» **提示文**

* * *

スーパーオーガニズム、「無敵の子供時代」の集大成ライブを観た! オロノのぶっちゃけトーク炸裂のインタビューも敢行

スーパーオーガニズム、「無敵の子供時代」の集大成ライブを観た! オロノのぶっちゃけトーク炸裂のインタビューも敢行

デビューからわずか1年で3度の来日を果たし、回を重ねるたびにより一層の楽しさと、尽きることのない新鮮な驚きが湧き出る最高のライブを繰り広げてきたスーパーオーガニズム。それは今回の来日ツアーでも同様だった。特に今回は、スーパーオーガニズムの「無敵の子供時代」の総括、集大成とでも呼ぶべきパフォーマンスだったと思う。

* * *

» **抽出記録**
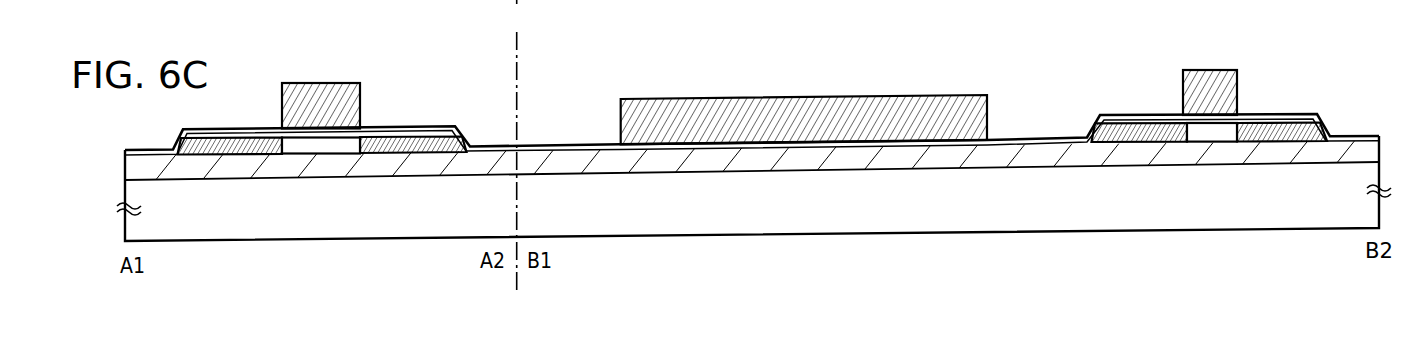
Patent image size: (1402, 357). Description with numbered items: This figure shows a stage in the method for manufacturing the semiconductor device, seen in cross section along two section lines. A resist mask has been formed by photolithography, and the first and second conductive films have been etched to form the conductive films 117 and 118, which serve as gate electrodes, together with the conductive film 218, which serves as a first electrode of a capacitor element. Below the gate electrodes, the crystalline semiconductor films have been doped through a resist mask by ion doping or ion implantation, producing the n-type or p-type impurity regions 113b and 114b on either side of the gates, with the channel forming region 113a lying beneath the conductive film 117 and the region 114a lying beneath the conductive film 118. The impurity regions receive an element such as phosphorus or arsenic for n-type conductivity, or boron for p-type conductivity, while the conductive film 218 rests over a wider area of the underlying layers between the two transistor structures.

The channel forming region 113a is at (327, 145).
The impurity region 113b is at (230, 155).
The region 114a is at (1210, 138).
The impurity region 114b is at (1132, 143).
The conductive film 117 is at (293, 107).
The conductive film 118 is at (1196, 95).
The conductive film 218 is at (793, 97).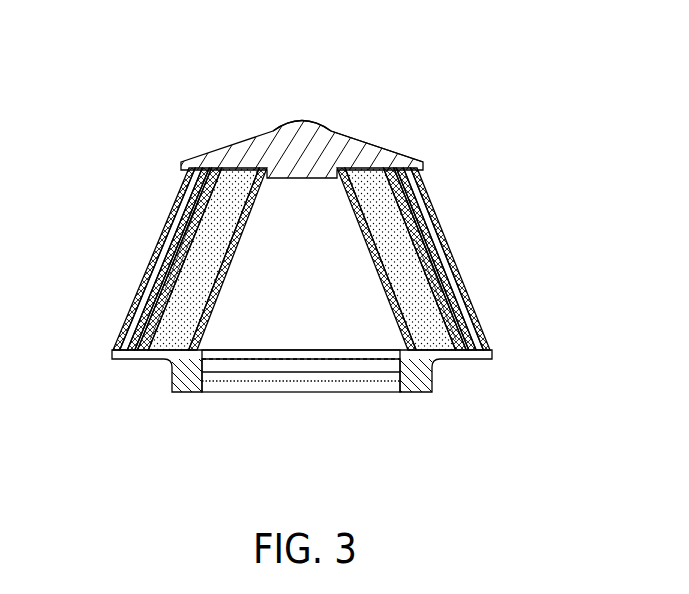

* * *

» **取り組む課題**
提示文のうち、「デビューからわずか1年で3度」から「パフォーマンスだったと思う。」までを、両端の語句も含めて一字一句変えずに出力しなさい。 記録は参照しなくてかまいません。

» **正しい結果**
デビューからわずか1年で3度の来日を果たし、回を重ねるたびにより一層の楽しさと、尽きることのない新鮮な驚きが湧き出る最高のライブを繰り広げてきたスーパーオーガニズム。それは今回の来日ツアーでも同様だった。特に今回は、スーパーオーガニズムの「無敵の子供時代」の総括、集大成とでも呼ぶべきパフォーマンスだったと思う。